- [Dataset rows]
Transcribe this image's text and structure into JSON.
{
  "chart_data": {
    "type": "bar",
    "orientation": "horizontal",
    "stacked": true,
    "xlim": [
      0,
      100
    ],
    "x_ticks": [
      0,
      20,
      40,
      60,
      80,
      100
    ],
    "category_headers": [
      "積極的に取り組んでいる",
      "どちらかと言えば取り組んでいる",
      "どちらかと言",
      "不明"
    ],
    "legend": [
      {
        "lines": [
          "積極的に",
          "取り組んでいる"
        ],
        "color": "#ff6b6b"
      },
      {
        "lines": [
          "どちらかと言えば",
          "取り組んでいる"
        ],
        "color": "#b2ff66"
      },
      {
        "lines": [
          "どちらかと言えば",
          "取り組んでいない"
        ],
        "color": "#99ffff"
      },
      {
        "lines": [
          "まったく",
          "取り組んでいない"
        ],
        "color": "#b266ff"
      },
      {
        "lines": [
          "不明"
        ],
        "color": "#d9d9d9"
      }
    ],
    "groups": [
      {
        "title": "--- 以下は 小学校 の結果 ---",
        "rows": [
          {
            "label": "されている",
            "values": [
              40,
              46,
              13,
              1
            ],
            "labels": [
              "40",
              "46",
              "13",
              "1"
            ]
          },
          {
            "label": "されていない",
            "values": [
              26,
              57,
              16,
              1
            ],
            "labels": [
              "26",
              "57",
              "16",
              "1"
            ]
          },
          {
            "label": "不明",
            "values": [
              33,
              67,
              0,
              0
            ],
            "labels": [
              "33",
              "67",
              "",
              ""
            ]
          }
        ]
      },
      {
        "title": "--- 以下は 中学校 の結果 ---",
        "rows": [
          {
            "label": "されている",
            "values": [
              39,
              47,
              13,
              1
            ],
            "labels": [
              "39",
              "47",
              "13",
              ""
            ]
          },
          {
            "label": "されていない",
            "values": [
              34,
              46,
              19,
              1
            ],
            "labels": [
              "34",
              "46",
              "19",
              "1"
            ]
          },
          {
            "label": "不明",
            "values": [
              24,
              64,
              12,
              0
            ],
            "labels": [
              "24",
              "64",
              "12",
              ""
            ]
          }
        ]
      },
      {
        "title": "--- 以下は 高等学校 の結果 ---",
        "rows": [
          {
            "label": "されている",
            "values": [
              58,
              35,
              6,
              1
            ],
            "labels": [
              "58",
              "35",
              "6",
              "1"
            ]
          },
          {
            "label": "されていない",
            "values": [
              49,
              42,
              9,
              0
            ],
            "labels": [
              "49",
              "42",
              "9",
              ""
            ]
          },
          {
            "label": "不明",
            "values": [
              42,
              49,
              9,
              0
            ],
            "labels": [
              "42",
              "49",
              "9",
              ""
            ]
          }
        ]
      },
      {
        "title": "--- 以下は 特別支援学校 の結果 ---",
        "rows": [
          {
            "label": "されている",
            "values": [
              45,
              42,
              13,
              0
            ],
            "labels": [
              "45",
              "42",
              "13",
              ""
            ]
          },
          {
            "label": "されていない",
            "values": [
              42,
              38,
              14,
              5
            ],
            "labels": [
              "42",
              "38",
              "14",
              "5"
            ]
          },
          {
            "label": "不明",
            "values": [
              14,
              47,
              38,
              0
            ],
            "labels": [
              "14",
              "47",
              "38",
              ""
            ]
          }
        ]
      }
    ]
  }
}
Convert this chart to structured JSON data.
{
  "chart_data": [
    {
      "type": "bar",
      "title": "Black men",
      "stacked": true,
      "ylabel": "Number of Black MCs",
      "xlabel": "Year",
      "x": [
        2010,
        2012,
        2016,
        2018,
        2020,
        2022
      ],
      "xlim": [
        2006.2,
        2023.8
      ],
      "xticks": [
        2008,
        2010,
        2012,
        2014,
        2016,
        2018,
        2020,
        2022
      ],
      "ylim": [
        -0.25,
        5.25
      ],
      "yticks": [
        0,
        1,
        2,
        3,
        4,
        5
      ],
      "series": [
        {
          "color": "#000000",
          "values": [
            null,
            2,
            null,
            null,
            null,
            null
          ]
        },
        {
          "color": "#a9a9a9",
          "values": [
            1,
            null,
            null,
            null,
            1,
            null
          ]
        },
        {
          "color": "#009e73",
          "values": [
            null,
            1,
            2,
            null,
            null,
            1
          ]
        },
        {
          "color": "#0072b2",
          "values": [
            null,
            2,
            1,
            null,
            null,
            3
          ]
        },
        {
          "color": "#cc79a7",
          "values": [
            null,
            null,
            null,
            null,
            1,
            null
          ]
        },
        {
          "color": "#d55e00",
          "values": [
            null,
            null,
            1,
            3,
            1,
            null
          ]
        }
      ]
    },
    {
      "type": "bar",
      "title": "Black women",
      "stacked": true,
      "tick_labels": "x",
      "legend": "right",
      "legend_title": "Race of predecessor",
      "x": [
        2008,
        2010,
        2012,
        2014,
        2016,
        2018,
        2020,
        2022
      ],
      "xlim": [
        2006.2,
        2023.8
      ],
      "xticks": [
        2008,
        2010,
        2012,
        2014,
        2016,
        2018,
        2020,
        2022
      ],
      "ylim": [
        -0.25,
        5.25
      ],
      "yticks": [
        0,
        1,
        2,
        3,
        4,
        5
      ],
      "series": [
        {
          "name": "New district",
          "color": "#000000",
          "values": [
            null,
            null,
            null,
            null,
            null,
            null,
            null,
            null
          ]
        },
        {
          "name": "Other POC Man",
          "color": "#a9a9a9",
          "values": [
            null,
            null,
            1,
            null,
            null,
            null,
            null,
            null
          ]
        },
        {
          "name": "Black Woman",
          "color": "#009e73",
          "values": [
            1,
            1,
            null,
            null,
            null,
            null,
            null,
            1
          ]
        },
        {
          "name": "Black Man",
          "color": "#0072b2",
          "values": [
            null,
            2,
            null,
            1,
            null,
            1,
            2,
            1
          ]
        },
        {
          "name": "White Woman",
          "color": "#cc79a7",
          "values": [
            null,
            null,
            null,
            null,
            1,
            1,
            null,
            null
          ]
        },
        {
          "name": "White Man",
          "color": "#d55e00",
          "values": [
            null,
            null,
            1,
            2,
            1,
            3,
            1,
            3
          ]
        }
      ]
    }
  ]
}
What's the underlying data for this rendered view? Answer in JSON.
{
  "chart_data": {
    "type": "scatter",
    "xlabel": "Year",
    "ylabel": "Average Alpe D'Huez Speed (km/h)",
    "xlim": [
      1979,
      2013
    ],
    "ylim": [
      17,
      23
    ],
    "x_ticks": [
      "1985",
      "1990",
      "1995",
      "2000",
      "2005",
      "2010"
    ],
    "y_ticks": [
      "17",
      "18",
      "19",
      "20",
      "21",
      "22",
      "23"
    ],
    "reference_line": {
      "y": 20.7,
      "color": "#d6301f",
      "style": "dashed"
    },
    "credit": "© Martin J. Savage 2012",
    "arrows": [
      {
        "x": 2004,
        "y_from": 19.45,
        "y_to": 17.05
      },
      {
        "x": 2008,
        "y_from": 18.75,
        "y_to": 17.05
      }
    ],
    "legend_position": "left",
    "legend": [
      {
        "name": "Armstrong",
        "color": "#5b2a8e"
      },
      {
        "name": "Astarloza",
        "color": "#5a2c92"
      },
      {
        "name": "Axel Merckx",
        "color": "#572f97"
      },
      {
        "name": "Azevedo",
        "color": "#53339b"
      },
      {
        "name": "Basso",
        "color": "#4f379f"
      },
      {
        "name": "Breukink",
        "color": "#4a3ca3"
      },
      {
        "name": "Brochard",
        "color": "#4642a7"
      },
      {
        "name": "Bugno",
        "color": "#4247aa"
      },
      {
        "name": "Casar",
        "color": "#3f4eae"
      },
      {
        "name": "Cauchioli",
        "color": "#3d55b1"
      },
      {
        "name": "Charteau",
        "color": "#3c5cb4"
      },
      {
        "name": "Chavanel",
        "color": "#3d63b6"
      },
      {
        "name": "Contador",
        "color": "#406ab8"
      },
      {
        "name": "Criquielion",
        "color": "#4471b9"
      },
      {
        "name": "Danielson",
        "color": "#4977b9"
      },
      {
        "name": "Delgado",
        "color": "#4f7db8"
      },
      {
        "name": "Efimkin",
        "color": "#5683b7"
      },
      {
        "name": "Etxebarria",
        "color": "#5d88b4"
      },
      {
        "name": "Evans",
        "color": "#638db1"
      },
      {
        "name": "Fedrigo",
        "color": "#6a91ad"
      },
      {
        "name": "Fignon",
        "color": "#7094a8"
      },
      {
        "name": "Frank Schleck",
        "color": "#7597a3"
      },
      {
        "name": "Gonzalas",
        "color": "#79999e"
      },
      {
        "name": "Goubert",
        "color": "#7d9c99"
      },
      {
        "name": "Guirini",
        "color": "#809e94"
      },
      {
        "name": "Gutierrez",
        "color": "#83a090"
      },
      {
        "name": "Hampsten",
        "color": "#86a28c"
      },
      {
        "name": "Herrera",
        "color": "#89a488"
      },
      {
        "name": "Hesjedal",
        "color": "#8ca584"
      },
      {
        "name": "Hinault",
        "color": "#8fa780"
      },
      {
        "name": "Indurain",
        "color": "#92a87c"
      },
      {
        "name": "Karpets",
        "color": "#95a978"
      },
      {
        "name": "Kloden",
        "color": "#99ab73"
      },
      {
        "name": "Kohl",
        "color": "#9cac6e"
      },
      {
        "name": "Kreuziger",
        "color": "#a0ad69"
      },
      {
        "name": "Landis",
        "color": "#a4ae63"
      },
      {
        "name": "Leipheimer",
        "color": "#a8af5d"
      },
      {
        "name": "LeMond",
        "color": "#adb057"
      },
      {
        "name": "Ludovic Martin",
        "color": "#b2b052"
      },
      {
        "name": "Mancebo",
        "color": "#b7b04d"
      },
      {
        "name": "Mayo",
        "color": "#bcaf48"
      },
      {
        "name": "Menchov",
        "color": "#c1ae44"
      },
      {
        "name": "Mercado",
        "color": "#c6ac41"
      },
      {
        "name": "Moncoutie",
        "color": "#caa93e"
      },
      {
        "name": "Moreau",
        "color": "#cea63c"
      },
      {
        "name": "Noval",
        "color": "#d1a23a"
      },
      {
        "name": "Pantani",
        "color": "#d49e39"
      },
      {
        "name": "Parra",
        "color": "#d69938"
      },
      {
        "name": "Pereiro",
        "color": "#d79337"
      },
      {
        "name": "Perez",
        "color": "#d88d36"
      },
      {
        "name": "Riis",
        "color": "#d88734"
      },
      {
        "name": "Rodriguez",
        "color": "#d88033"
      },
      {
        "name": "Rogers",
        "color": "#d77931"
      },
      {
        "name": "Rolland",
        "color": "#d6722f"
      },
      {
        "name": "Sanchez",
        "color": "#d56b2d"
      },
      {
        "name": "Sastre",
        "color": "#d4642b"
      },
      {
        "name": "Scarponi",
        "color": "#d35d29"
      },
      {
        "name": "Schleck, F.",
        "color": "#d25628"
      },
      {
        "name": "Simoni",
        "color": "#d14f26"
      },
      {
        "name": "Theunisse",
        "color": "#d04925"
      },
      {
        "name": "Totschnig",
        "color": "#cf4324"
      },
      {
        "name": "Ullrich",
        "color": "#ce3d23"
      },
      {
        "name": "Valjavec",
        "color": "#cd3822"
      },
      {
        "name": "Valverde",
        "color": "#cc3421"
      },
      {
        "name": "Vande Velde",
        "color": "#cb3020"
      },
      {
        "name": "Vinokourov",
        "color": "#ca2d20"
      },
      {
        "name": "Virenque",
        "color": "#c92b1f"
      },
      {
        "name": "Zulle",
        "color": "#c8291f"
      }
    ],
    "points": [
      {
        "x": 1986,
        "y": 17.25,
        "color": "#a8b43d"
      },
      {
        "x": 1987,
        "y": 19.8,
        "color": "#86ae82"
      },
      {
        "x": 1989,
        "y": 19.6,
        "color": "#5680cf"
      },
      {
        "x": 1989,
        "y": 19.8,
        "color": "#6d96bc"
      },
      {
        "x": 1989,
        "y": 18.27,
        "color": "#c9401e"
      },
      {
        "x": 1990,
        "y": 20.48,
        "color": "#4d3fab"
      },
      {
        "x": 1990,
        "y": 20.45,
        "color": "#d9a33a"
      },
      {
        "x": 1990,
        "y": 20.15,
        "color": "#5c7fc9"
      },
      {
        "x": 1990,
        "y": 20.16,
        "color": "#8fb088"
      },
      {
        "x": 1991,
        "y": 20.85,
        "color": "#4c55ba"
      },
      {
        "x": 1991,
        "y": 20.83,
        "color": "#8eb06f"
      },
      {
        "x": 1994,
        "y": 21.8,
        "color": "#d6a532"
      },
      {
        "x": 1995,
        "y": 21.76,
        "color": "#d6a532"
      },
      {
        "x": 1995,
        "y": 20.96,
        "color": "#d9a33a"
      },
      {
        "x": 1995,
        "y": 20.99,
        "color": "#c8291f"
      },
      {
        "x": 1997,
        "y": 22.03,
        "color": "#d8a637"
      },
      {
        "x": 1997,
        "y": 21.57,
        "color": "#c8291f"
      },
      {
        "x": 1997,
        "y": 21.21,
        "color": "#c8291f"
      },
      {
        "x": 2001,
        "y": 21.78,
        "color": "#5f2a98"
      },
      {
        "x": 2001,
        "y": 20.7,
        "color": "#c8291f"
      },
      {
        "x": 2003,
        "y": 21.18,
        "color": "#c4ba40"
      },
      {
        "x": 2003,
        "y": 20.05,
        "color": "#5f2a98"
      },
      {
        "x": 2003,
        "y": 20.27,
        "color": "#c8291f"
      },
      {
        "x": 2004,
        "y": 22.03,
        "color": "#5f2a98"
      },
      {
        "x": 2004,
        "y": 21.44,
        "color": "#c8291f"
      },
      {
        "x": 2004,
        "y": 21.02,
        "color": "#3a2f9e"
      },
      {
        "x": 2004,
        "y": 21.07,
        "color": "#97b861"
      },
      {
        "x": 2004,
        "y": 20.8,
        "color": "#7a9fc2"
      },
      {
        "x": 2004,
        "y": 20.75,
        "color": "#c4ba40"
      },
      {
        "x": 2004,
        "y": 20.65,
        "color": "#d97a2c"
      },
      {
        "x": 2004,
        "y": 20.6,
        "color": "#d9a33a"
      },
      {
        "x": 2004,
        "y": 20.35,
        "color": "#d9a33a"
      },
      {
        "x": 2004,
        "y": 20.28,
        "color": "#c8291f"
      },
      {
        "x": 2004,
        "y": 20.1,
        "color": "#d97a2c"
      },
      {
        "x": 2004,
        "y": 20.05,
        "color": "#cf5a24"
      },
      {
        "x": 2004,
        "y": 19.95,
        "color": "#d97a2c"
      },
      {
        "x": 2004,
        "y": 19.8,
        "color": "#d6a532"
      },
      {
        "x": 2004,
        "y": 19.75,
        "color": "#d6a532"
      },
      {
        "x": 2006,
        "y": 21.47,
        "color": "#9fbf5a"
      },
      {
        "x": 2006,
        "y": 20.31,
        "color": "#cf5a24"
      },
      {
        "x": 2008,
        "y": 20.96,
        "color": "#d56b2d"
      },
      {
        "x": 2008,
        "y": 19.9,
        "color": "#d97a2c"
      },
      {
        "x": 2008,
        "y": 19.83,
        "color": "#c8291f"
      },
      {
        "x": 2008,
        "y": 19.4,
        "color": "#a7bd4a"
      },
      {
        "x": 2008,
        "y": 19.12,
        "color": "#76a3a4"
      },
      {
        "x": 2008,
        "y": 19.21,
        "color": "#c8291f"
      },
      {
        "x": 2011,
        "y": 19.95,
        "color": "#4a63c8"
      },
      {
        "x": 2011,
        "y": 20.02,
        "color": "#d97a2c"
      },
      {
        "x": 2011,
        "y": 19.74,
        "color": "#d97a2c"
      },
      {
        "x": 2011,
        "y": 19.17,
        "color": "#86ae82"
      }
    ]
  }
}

- [Exercise] Pick out and copy every line that contains the word "Black".

- [The completed task]
      "title": "Black men",
      "ylabel": "Number of Black MCs",
      "title": "Black women",
          "name": "Black Woman",
          "name": "Black Man",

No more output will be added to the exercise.